[SET TASK] Report how many lines contain "title"; state the number and nothing else.

[RECORD EXCERPTS]
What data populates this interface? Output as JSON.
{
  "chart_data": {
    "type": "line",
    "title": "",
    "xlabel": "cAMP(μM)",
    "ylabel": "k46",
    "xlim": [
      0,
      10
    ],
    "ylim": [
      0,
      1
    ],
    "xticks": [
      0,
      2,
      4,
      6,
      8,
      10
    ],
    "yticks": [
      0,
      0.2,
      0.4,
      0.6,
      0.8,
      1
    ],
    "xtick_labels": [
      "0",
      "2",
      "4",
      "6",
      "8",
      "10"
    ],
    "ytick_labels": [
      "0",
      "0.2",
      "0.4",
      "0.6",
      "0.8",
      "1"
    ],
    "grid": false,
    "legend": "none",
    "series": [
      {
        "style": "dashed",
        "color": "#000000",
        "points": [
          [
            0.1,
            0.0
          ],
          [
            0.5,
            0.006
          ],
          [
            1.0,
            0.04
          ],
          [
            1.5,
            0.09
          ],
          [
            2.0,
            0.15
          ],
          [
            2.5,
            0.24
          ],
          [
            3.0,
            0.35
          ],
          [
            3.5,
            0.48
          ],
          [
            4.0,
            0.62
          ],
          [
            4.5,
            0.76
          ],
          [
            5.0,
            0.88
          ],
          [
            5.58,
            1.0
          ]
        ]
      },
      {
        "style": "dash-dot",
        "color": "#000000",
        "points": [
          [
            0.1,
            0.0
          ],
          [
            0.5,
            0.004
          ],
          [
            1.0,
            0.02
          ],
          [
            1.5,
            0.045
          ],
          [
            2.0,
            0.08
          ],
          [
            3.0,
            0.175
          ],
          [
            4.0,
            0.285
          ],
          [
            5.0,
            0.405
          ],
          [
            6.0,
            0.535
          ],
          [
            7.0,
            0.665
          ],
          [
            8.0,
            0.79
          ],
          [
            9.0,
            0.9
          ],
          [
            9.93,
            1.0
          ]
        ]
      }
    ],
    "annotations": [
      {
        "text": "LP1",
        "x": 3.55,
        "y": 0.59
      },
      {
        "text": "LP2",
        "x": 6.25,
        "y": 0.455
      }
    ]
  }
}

---

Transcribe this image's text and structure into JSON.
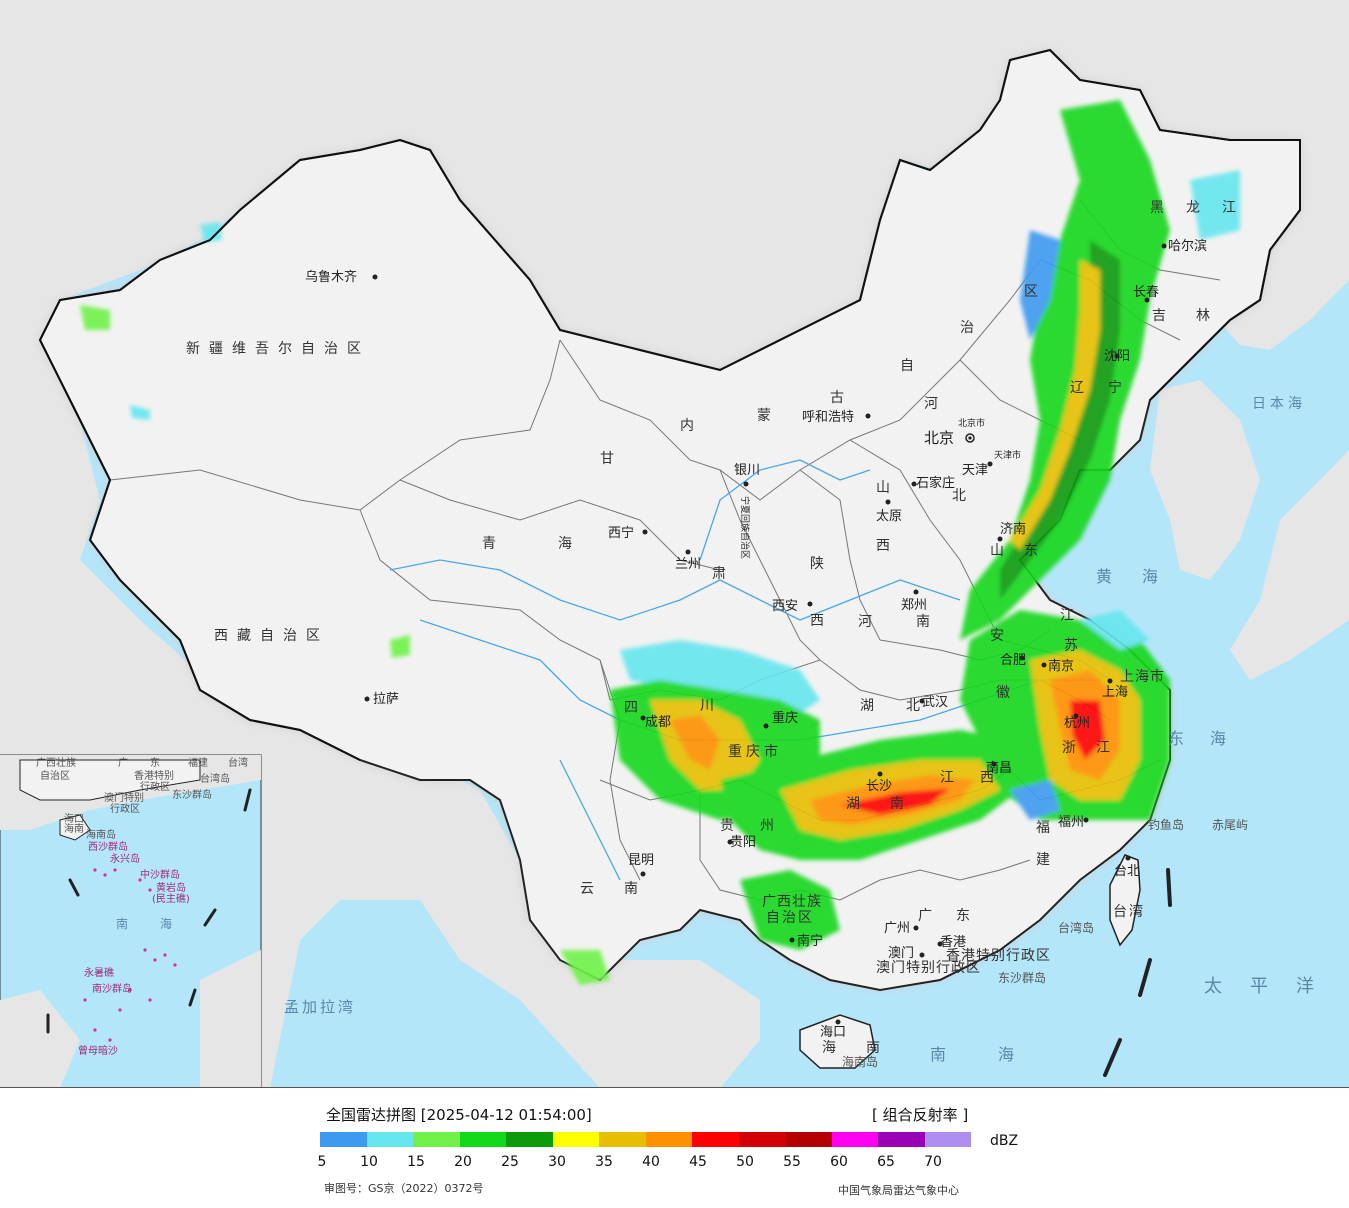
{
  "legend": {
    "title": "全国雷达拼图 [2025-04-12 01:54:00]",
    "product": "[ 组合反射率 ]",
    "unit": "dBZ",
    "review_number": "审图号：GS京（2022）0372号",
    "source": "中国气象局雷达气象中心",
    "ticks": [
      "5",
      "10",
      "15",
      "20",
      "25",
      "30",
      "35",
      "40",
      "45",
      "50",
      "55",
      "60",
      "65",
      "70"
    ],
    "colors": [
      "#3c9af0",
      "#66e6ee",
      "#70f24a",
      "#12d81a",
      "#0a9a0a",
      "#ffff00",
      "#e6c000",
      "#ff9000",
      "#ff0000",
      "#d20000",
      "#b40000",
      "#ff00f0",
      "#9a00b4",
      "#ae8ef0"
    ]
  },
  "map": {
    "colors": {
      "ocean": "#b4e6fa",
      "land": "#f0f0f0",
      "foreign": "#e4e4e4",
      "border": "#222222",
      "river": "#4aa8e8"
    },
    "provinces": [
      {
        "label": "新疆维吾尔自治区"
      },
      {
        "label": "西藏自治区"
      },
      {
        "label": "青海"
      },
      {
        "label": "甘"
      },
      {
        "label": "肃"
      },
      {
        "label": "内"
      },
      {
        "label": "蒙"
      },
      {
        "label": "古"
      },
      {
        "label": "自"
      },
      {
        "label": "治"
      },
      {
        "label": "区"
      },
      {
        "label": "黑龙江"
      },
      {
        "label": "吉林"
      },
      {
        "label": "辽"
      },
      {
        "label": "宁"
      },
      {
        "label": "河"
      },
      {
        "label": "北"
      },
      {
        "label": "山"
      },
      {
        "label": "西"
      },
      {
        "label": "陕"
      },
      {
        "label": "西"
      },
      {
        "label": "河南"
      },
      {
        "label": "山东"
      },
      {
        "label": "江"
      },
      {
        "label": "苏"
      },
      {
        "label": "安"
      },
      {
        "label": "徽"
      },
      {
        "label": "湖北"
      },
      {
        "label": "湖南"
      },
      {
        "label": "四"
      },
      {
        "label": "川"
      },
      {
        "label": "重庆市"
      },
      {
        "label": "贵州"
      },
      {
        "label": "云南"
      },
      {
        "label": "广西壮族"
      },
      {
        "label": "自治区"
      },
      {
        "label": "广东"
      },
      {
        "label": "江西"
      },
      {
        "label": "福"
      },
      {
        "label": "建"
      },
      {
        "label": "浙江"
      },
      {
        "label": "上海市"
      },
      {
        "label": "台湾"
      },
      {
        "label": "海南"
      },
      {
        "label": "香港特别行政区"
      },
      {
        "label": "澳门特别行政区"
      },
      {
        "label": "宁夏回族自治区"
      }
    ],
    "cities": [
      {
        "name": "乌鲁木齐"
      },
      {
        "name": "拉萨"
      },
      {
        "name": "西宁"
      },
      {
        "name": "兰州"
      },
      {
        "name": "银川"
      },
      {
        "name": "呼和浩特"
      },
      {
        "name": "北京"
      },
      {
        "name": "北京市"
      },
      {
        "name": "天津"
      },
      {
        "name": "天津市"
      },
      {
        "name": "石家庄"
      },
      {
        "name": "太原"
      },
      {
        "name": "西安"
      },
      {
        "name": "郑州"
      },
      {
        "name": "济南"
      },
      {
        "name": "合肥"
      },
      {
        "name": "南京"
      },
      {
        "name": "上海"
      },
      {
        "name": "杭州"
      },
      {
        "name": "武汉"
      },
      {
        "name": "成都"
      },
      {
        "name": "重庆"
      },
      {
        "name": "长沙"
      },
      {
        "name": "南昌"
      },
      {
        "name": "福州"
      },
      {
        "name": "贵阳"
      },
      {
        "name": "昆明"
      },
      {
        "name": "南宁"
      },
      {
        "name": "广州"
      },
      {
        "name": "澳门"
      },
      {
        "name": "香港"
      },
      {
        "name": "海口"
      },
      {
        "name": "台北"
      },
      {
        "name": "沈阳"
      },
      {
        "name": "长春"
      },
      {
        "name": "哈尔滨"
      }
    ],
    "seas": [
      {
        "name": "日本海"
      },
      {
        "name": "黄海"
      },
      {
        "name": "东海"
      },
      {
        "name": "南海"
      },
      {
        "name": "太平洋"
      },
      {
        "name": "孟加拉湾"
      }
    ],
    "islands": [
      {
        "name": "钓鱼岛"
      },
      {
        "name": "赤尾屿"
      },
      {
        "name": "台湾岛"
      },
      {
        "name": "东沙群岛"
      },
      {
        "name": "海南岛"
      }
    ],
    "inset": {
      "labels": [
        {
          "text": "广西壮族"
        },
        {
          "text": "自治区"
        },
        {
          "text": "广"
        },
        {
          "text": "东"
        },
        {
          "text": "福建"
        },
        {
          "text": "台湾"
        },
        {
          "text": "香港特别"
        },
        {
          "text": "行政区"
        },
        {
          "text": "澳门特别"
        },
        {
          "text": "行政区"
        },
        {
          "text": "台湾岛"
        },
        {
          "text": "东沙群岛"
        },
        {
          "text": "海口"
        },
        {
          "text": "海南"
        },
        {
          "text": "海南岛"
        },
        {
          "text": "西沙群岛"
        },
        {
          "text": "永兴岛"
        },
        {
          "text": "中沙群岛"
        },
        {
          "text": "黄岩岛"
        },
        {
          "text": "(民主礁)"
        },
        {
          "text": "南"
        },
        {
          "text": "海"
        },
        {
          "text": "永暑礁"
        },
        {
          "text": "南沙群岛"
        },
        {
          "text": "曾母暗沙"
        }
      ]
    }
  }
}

[FULL ANSWER] 2